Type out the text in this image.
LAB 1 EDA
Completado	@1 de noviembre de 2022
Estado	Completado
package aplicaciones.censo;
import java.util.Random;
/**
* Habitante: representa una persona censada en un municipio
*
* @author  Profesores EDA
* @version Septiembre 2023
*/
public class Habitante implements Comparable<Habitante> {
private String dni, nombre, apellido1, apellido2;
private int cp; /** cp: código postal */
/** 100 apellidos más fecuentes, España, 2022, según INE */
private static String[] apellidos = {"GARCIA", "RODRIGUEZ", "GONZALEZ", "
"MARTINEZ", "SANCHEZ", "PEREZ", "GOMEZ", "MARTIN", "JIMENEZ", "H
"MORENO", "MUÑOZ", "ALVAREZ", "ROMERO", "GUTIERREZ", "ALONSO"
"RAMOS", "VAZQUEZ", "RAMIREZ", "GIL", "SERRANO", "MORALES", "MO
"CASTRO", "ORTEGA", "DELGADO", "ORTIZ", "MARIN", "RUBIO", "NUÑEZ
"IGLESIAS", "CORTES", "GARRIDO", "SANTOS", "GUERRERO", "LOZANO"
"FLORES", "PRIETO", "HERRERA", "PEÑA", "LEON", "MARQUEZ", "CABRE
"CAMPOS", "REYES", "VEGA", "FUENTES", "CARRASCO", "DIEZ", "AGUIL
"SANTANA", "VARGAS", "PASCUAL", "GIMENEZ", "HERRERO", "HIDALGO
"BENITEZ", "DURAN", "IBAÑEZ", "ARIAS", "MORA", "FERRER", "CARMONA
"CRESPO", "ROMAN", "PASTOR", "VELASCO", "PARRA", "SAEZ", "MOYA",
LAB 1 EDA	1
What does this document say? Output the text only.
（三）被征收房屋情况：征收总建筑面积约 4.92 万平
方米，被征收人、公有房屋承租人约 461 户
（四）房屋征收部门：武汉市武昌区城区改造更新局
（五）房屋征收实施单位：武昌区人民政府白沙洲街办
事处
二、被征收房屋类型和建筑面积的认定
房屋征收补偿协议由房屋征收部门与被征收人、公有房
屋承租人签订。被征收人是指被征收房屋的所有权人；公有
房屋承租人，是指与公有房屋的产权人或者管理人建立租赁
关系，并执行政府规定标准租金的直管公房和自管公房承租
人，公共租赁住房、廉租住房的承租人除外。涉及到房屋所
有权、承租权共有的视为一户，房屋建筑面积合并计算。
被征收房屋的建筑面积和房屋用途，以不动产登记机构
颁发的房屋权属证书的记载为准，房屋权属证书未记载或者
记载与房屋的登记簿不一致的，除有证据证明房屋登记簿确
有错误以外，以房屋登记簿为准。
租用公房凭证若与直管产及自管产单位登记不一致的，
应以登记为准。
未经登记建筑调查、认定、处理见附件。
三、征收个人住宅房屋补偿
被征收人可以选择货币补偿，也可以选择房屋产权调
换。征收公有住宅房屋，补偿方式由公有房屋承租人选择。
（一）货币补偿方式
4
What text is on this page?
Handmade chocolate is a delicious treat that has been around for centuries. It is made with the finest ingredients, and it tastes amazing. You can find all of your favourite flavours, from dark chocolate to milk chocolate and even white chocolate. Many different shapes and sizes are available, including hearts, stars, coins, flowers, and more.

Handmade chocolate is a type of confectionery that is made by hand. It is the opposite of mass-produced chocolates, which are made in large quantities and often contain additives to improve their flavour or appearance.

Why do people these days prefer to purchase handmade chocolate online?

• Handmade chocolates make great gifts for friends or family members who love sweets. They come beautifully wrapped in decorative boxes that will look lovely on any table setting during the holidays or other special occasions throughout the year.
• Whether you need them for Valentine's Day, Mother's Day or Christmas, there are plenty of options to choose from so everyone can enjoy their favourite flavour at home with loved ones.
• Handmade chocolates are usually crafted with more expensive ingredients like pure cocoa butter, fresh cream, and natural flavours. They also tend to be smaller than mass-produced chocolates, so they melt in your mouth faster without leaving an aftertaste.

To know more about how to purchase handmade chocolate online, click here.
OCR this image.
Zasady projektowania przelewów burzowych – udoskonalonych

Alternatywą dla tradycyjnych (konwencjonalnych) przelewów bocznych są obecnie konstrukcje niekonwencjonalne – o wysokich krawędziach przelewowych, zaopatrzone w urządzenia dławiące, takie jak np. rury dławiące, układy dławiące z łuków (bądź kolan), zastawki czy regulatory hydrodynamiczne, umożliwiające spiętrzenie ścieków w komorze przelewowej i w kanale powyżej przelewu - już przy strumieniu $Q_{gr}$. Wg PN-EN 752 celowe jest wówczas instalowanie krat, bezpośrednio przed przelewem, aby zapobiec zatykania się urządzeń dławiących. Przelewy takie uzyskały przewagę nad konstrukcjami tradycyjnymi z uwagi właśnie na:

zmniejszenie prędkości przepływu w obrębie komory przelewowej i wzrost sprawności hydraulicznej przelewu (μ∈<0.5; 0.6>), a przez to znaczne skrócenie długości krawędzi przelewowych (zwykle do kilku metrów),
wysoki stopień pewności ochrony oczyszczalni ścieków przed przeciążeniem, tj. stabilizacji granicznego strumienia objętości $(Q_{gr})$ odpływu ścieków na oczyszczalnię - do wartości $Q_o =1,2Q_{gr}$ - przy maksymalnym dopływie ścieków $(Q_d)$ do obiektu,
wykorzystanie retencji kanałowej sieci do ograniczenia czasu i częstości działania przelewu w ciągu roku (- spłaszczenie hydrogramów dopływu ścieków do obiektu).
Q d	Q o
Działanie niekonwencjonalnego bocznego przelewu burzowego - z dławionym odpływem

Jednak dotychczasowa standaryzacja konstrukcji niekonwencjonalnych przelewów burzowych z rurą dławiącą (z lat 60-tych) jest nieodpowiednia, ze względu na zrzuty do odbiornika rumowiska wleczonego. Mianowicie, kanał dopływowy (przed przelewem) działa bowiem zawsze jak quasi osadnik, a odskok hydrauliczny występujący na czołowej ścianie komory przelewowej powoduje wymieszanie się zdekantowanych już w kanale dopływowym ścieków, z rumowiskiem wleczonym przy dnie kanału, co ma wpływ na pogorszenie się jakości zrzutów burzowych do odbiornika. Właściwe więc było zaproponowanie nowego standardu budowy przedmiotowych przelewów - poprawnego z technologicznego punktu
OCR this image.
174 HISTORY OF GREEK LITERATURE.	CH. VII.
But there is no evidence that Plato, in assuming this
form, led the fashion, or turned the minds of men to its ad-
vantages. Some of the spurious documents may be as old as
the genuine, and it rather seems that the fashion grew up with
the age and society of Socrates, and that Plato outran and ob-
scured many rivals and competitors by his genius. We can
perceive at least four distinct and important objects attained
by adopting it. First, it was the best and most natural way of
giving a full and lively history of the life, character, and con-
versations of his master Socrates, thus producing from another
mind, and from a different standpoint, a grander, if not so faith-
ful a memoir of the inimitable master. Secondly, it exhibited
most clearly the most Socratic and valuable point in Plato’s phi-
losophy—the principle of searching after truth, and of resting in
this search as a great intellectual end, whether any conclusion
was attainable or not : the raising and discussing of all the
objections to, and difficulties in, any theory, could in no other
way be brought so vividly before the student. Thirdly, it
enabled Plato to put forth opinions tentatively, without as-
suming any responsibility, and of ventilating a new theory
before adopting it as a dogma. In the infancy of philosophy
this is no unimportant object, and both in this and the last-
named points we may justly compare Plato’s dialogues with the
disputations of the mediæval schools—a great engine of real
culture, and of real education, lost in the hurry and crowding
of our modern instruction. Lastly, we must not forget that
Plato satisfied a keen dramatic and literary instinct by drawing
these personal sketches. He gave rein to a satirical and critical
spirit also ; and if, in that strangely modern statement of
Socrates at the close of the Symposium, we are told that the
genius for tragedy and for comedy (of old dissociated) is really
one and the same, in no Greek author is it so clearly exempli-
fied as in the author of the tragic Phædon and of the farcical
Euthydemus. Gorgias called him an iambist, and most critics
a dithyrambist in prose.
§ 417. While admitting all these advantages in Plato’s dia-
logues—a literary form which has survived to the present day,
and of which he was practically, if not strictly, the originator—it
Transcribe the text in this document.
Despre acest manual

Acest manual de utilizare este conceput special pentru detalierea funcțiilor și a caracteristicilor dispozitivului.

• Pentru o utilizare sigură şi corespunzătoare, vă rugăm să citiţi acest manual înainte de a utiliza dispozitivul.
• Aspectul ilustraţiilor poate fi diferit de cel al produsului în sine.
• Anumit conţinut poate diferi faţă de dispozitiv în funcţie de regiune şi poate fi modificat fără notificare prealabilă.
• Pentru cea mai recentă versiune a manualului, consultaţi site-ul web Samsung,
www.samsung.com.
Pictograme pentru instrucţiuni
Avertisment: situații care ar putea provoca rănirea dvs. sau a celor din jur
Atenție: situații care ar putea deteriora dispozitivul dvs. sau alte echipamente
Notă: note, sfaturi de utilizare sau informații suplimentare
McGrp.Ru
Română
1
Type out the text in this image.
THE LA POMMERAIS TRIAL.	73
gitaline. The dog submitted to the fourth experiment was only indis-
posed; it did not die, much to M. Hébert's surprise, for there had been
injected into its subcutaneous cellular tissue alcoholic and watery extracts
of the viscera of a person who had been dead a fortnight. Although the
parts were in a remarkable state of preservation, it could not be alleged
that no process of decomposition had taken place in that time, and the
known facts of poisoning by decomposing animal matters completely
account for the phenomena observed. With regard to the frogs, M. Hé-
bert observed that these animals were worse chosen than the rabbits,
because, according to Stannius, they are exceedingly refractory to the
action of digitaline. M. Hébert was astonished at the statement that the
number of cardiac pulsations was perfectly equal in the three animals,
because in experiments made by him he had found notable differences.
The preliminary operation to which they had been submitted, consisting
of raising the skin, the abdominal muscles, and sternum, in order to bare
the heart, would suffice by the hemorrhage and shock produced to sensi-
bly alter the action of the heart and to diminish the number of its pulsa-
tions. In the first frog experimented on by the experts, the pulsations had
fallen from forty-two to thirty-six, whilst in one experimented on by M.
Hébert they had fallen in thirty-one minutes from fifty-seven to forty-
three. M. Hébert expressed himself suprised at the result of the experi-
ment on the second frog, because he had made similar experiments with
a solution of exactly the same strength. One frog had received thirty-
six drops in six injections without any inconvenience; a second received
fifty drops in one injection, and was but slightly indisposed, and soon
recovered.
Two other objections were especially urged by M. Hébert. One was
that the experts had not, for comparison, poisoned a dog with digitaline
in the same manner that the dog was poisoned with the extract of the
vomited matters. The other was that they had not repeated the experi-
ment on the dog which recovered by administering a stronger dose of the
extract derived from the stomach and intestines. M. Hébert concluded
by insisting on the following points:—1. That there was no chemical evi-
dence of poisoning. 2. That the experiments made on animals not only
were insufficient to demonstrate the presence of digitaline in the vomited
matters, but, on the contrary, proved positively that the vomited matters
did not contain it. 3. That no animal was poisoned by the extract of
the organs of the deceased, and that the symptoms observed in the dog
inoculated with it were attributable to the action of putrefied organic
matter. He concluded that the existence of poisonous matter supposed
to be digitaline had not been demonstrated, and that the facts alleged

■ Aim: Pull out every line in the data above that has the word "text".

■ Finished answer:
Type out the text in this image.
What does this document say? Output the text only.
What text is on this page?
Transcribe the text in this document.
Type out the text in this image.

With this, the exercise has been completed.